→ **Aim of the exercise**:
Pictures aside, quote the whole listing exactly.

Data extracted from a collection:
*-*-*
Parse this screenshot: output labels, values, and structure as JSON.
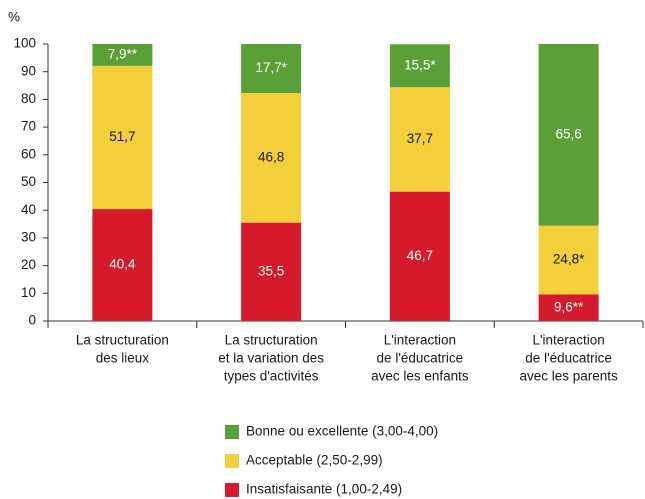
{
  "chart_data": {
    "type": "stacked_bar",
    "y_unit_label": "%",
    "categories": [
      [
        "La structuration",
        "des lieux"
      ],
      [
        "La structuration",
        "et la variation des",
        "types d'activités"
      ],
      [
        "L'interaction",
        "de l'éducatrice",
        "avec les enfants"
      ],
      [
        "L'interaction",
        "de l'éducatrice",
        "avec les parents"
      ]
    ],
    "series": [
      {
        "name": "Insatisfaisante (1,00-2,49)",
        "color": "#d51a2c",
        "label_color": "#ffffff",
        "values": [
          40.4,
          35.5,
          46.7,
          9.6
        ],
        "value_labels": [
          "40,4",
          "35,5",
          "46,7",
          "9,6**"
        ]
      },
      {
        "name": "Acceptable (2,50-2,99)",
        "color": "#f3cf3b",
        "label_color": "#1a1a1a",
        "values": [
          51.7,
          46.8,
          37.7,
          24.8
        ],
        "value_labels": [
          "51,7",
          "46,8",
          "37,7",
          "24,8*"
        ]
      },
      {
        "name": "Bonne ou excellente (3,00-4,00)",
        "color": "#5a9f38",
        "label_color": "#ffffff",
        "values": [
          7.9,
          17.7,
          15.5,
          65.6
        ],
        "value_labels": [
          "7,9**",
          "17,7*",
          "15,5*",
          "65,6"
        ]
      }
    ],
    "ylim": [
      0,
      100
    ],
    "yticks": [
      0,
      10,
      20,
      30,
      40,
      50,
      60,
      70,
      80,
      90,
      100
    ],
    "grid": false
  }
}
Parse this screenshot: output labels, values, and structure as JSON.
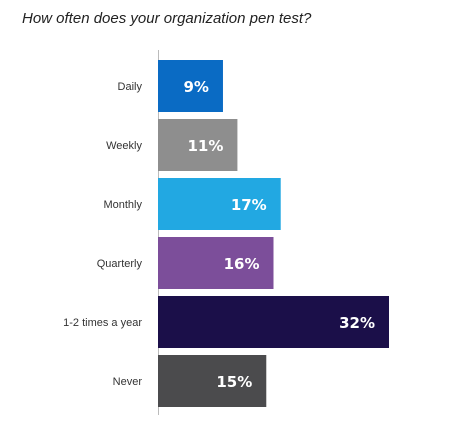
{
  "chart_data": {
    "type": "bar",
    "orientation": "horizontal",
    "title": "How often does your organization pen test?",
    "categories": [
      "Daily",
      "Weekly",
      "Monthly",
      "Quarterly",
      "1-2 times a year",
      "Never"
    ],
    "values": [
      9,
      11,
      17,
      16,
      32,
      15
    ],
    "value_labels": [
      "9%",
      "11%",
      "17%",
      "16%",
      "32%",
      "15%"
    ],
    "colors": [
      "#0a6bc4",
      "#8e8e8e",
      "#22a8e2",
      "#7c4e9a",
      "#1b0f49",
      "#4b4b4d"
    ],
    "xlim": [
      0,
      32
    ],
    "grid": false,
    "legend": "none"
  }
}
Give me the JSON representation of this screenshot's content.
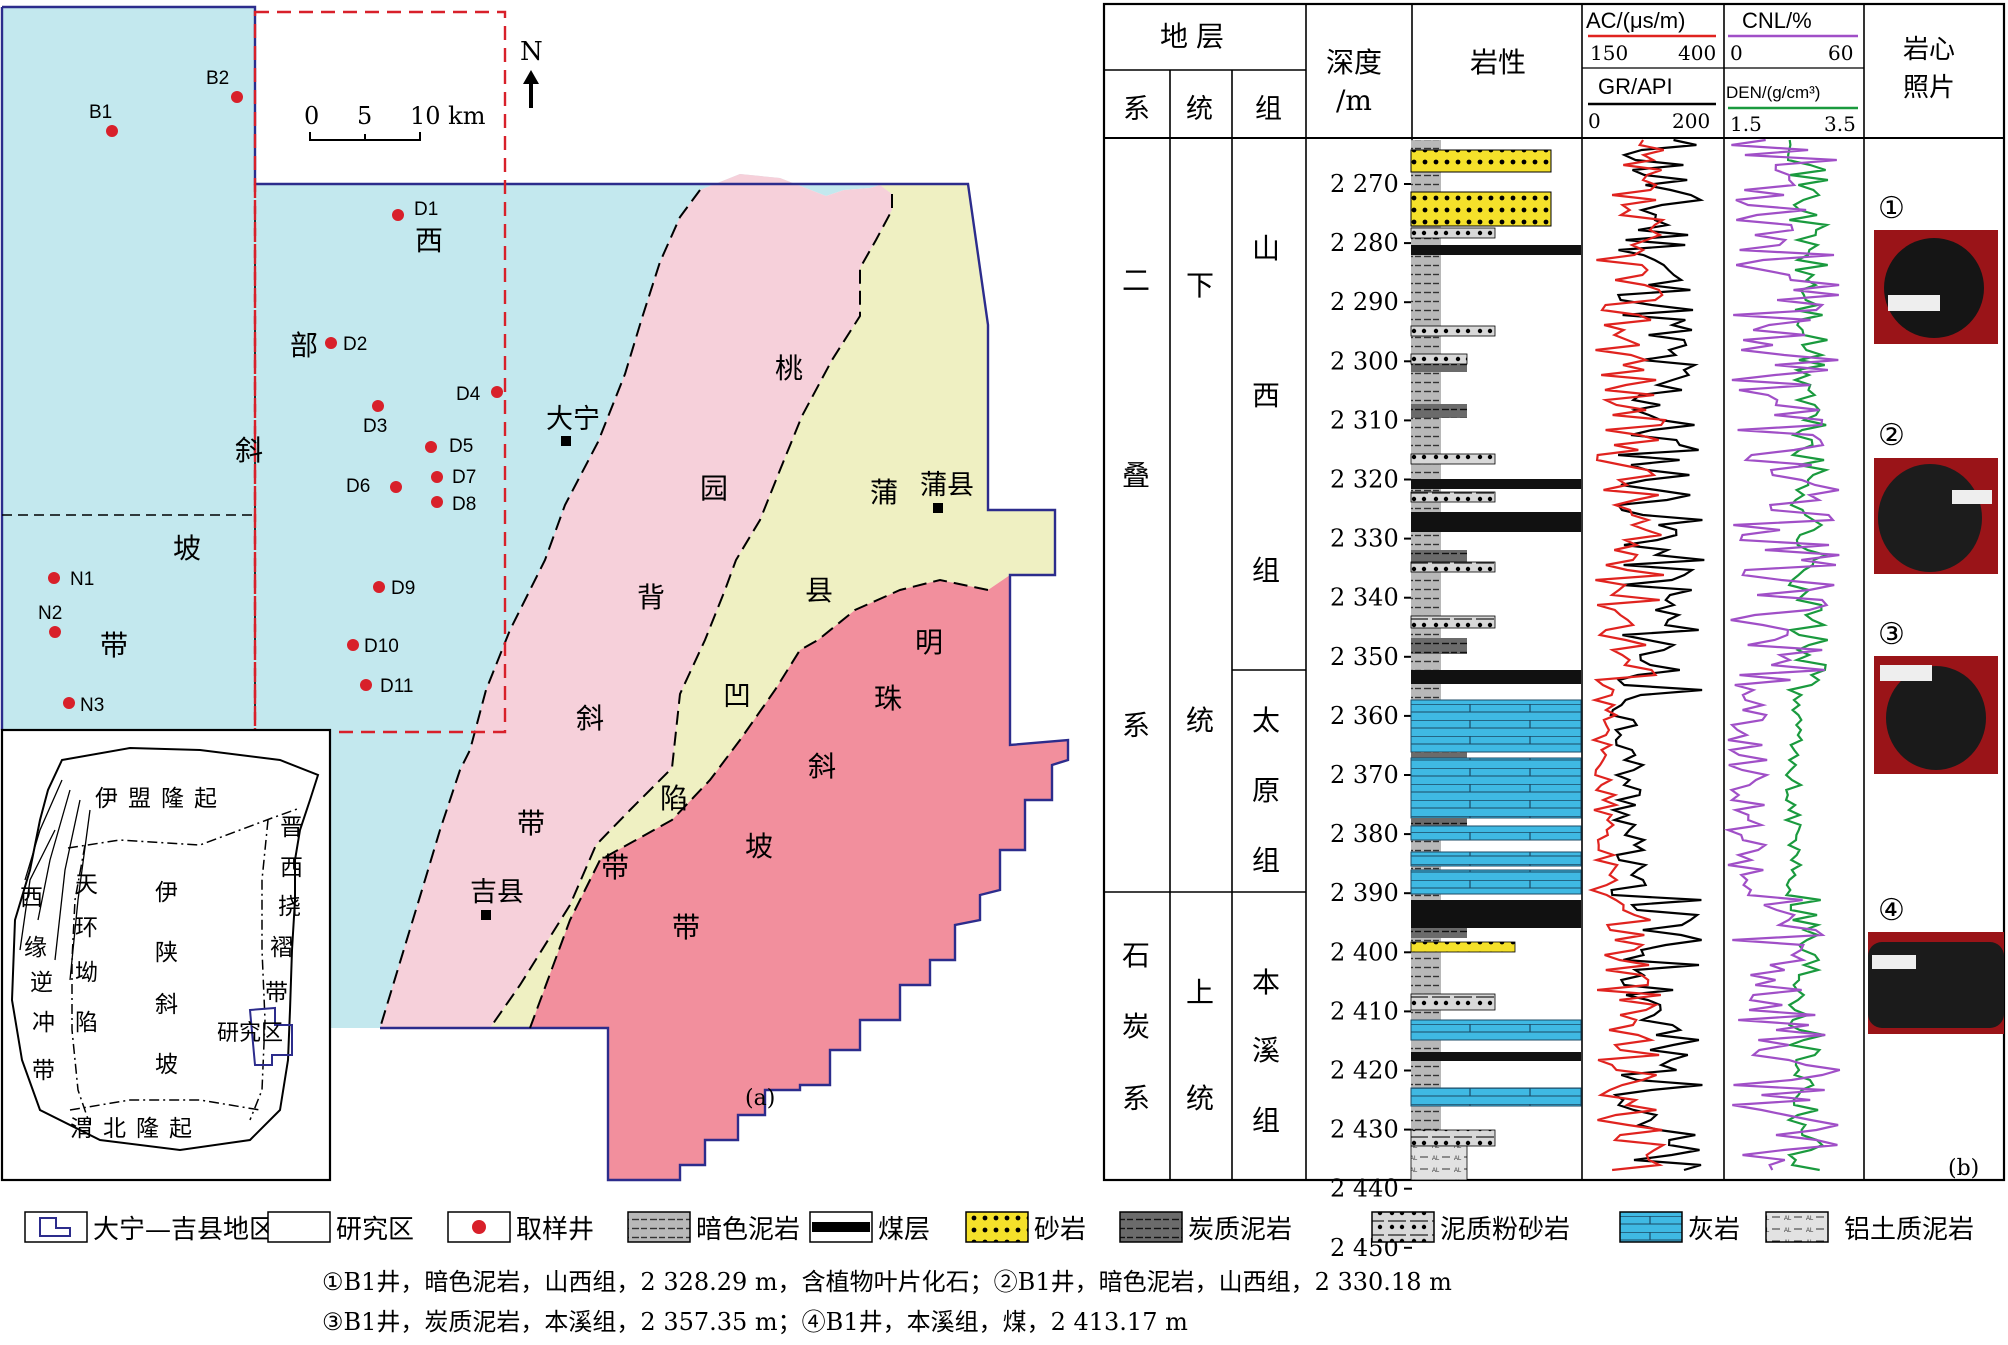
{
  "map": {
    "scale_label": "0   5  10 km",
    "scale_ticks": [
      "0",
      "5",
      "10 km"
    ],
    "north": "N",
    "panel_label": "(a)",
    "zones": {
      "west": [
        "西",
        "部",
        "斜",
        "坡",
        "带"
      ],
      "taoyuan": [
        "桃",
        "园",
        "背",
        "斜",
        "带"
      ],
      "puxian": [
        "蒲",
        "县",
        "凹",
        "陷",
        "带"
      ],
      "mingzhu": [
        "明",
        "珠",
        "斜",
        "坡",
        "带"
      ]
    },
    "cities": [
      {
        "name": "大宁"
      },
      {
        "name": "蒲县"
      },
      {
        "name": "吉县"
      }
    ],
    "wells": [
      {
        "id": "B1"
      },
      {
        "id": "B2"
      },
      {
        "id": "D1"
      },
      {
        "id": "D2"
      },
      {
        "id": "D3"
      },
      {
        "id": "D4"
      },
      {
        "id": "D5"
      },
      {
        "id": "D6"
      },
      {
        "id": "D7"
      },
      {
        "id": "D8"
      },
      {
        "id": "D9"
      },
      {
        "id": "D10"
      },
      {
        "id": "D11"
      },
      {
        "id": "N1"
      },
      {
        "id": "N2"
      },
      {
        "id": "N3"
      }
    ],
    "inset": {
      "top": "伊盟隆起",
      "bottom": "渭北隆起",
      "center": [
        "伊",
        "陕",
        "斜",
        "坡"
      ],
      "left1": [
        "西",
        "缘",
        "逆",
        "冲",
        "带"
      ],
      "left2": [
        "天",
        "环",
        "坳",
        "陷"
      ],
      "right": [
        "晋",
        "西",
        "挠",
        "褶",
        "带"
      ],
      "study": "研究区"
    }
  },
  "column": {
    "header": {
      "strata": "地层",
      "system": "系",
      "series": "统",
      "formation": "组",
      "depth": [
        "深度",
        "/m"
      ],
      "lithology": "岩性",
      "ac": "AC/(μs/m)",
      "ac_range": [
        "150",
        "400"
      ],
      "gr": "GR/API",
      "gr_range": [
        "0",
        "200"
      ],
      "cnl": "CNL/%",
      "cnl_range": [
        "0",
        "60"
      ],
      "den": "DEN/(g/cm³)",
      "den_range": [
        "1.5",
        "3.5"
      ],
      "photo": [
        "岩心",
        "照片"
      ]
    },
    "systems": [
      {
        "chars": [
          "二",
          "叠",
          "系"
        ]
      },
      {
        "chars": [
          "石",
          "炭",
          "系"
        ]
      }
    ],
    "series": [
      {
        "chars": [
          "下",
          "统"
        ]
      },
      {
        "chars": [
          "上",
          "统"
        ]
      }
    ],
    "formations": [
      {
        "chars": [
          "山",
          "西",
          "组"
        ]
      },
      {
        "chars": [
          "太",
          "原",
          "组"
        ]
      },
      {
        "chars": [
          "本",
          "溪",
          "组"
        ]
      }
    ],
    "depth_ticks": [
      "2 270",
      "2 280",
      "2 290",
      "2 300",
      "2 310",
      "2 320",
      "2 330",
      "2 340",
      "2 350",
      "2 360",
      "2 370",
      "2 380",
      "2 390",
      "2 400",
      "2 410",
      "2 420",
      "2 430",
      "2 440",
      "2 450"
    ],
    "photo_labels": [
      "①",
      "②",
      "③",
      "④"
    ],
    "panel_label": "(b)"
  },
  "legend": {
    "items": [
      {
        "label": "大宁—吉县地区"
      },
      {
        "label": "研究区"
      },
      {
        "label": "取样井"
      },
      {
        "label": "暗色泥岩"
      },
      {
        "label": "煤层"
      },
      {
        "label": "砂岩"
      },
      {
        "label": "炭质泥岩"
      },
      {
        "label": "泥质粉砂岩"
      },
      {
        "label": "灰岩"
      },
      {
        "label": "铝土质泥岩"
      }
    ],
    "notes": [
      "①B1井，暗色泥岩，山西组，2 328.29 m，含植物叶片化石；②B1井，暗色泥岩，山西组，2 330.18 m",
      "③B1井，炭质泥岩，本溪组，2 357.35 m；④B1井，本溪组，煤，2 413.17 m"
    ]
  },
  "colors": {
    "west": "#c3e8ee",
    "taoyuan": "#f6d0da",
    "puxian": "#eff0c2",
    "mingzhu": "#f28f9d",
    "border": "#2c2c8c",
    "well": "#d8202a",
    "study": "#d8202a",
    "sand": "#f5e12a",
    "lime": "#3fb9e3",
    "ac": "#e0231f",
    "gr": "#000000",
    "cnl": "#a04fc7",
    "den": "#1a9a3e"
  }
}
*-*-*
→ **Full answer**:
Parse this screenshot: output labels, values, and structure as JSON.
{
  "chart_data": {
    "type": "stacked_bar",
    "y_unit_label": "%",
    "categories": [
      [
        "La structuration",
        "des lieux"
      ],
      [
        "La structuration",
        "et la variation des",
        "types d'activités"
      ],
      [
        "L'interaction",
        "de l'éducatrice",
        "avec les enfants"
      ],
      [
        "L'interaction",
        "de l'éducatrice",
        "avec les parents"
      ]
    ],
    "series": [
      {
        "name": "Insatisfaisante (1,00-2,49)",
        "color": "#d51a2c",
        "label_color": "#ffffff",
        "values": [
          40.4,
          35.5,
          46.7,
          9.6
        ],
        "value_labels": [
          "40,4",
          "35,5",
          "46,7",
          "9,6**"
        ]
      },
      {
        "name": "Acceptable (2,50-2,99)",
        "color": "#f3cf3b",
        "label_color": "#1a1a1a",
        "values": [
          51.7,
          46.8,
          37.7,
          24.8
        ],
        "value_labels": [
          "51,7",
          "46,8",
          "37,7",
          "24,8*"
        ]
      },
      {
        "name": "Bonne ou excellente (3,00-4,00)",
        "color": "#5a9f38",
        "label_color": "#ffffff",
        "values": [
          7.9,
          17.7,
          15.5,
          65.6
        ],
        "value_labels": [
          "7,9**",
          "17,7*",
          "15,5*",
          "65,6"
        ]
      }
    ],
    "ylim": [
      0,
      100
    ],
    "yticks": [
      0,
      10,
      20,
      30,
      40,
      50,
      60,
      70,
      80,
      90,
      100
    ],
    "grid": false
  }
}
Parse this screenshot: output labels, values, and structure as JSON.
{
  "chart_data": {
    "type": "bar",
    "orientation": "horizontal",
    "title": "How often does your organization pen test?",
    "categories": [
      "Daily",
      "Weekly",
      "Monthly",
      "Quarterly",
      "1-2 times a year",
      "Never"
    ],
    "values": [
      9,
      11,
      17,
      16,
      32,
      15
    ],
    "value_labels": [
      "9%",
      "11%",
      "17%",
      "16%",
      "32%",
      "15%"
    ],
    "colors": [
      "#0a6bc4",
      "#8e8e8e",
      "#22a8e2",
      "#7c4e9a",
      "#1b0f49",
      "#4b4b4d"
    ],
    "xlim": [
      0,
      32
    ],
    "grid": false,
    "legend": "none"
  }
}
Give me the JSON representation of this screenshot's content.
{
  "map": {
    "scale_label": "0   5  10 km",
    "scale_ticks": [
      "0",
      "5",
      "10 km"
    ],
    "north": "N",
    "panel_label": "(a)",
    "zones": {
      "west": [
        "西",
        "部",
        "斜",
        "坡",
        "带"
      ],
      "taoyuan": [
        "桃",
        "园",
        "背",
        "斜",
        "带"
      ],
      "puxian": [
        "蒲",
        "县",
        "凹",
        "陷",
        "带"
      ],
      "mingzhu": [
        "明",
        "珠",
        "斜",
        "坡",
        "带"
      ]
    },
    "cities": [
      {
        "name": "大宁"
      },
      {
        "name": "蒲县"
      },
      {
        "name": "吉县"
      }
    ],
    "wells": [
      {
        "id": "B1"
      },
      {
        "id": "B2"
      },
      {
        "id": "D1"
      },
      {
        "id": "D2"
      },
      {
        "id": "D3"
      },
      {
        "id": "D4"
      },
      {
        "id": "D5"
      },
      {
        "id": "D6"
      },
      {
        "id": "D7"
      },
      {
        "id": "D8"
      },
      {
        "id": "D9"
      },
      {
        "id": "D10"
      },
      {
        "id": "D11"
      },
      {
        "id": "N1"
      },
      {
        "id": "N2"
      },
      {
        "id": "N3"
      }
    ],
    "inset": {
      "top": "伊盟隆起",
      "bottom": "渭北隆起",
      "center": [
        "伊",
        "陕",
        "斜",
        "坡"
      ],
      "left1": [
        "西",
        "缘",
        "逆",
        "冲",
        "带"
      ],
      "left2": [
        "天",
        "环",
        "坳",
        "陷"
      ],
      "right": [
        "晋",
        "西",
        "挠",
        "褶",
        "带"
      ],
      "study": "研究区"
    }
  },
  "column": {
    "header": {
      "strata": "地层",
      "system": "系",
      "series": "统",
      "formation": "组",
      "depth": [
        "深度",
        "/m"
      ],
      "lithology": "岩性",
      "ac": "AC/(μs/m)",
      "ac_range": [
        "150",
        "400"
      ],
      "gr": "GR/API",
      "gr_range": [
        "0",
        "200"
      ],
      "cnl": "CNL/%",
      "cnl_range": [
        "0",
        "60"
      ],
      "den": "DEN/(g/cm³)",
      "den_range": [
        "1.5",
        "3.5"
      ],
      "photo": [
        "岩心",
        "照片"
      ]
    },
    "systems": [
      {
        "chars": [
          "二",
          "叠",
          "系"
        ]
      },
      {
        "chars": [
          "石",
          "炭",
          "系"
        ]
      }
    ],
    "series": [
      {
        "chars": [
          "下",
          "统"
        ]
      },
      {
        "chars": [
          "上",
          "统"
        ]
      }
    ],
    "formations": [
      {
        "chars": [
          "山",
          "西",
          "组"
        ]
      },
      {
        "chars": [
          "太",
          "原",
          "组"
        ]
      },
      {
        "chars": [
          "本",
          "溪",
          "组"
        ]
      }
    ],
    "depth_ticks": [
      "2 270",
      "2 280",
      "2 290",
      "2 300",
      "2 310",
      "2 320",
      "2 330",
      "2 340",
      "2 350",
      "2 360",
      "2 370",
      "2 380",
      "2 390",
      "2 400",
      "2 410",
      "2 420",
      "2 430",
      "2 440",
      "2 450"
    ],
    "photo_labels": [
      "①",
      "②",
      "③",
      "④"
    ],
    "panel_label": "(b)"
  },
  "legend": {
    "items": [
      {
        "label": "大宁—吉县地区"
      },
      {
        "label": "研究区"
      },
      {
        "label": "取样井"
      },
      {
        "label": "暗色泥岩"
      },
      {
        "label": "煤层"
      },
      {
        "label": "砂岩"
      },
      {
        "label": "炭质泥岩"
      },
      {
        "label": "泥质粉砂岩"
      },
      {
        "label": "灰岩"
      },
      {
        "label": "铝土质泥岩"
      }
    ],
    "notes": [
      "①B1井，暗色泥岩，山西组，2 328.29 m，含植物叶片化石；②B1井，暗色泥岩，山西组，2 330.18 m",
      "③B1井，炭质泥岩，本溪组，2 357.35 m；④B1井，本溪组，煤，2 413.17 m"
    ]
  },
  "colors": {
    "west": "#c3e8ee",
    "taoyuan": "#f6d0da",
    "puxian": "#eff0c2",
    "mingzhu": "#f28f9d",
    "border": "#2c2c8c",
    "well": "#d8202a",
    "study": "#d8202a",
    "sand": "#f5e12a",
    "lime": "#3fb9e3",
    "ac": "#e0231f",
    "gr": "#000000",
    "cnl": "#a04fc7",
    "den": "#1a9a3e"
  }
}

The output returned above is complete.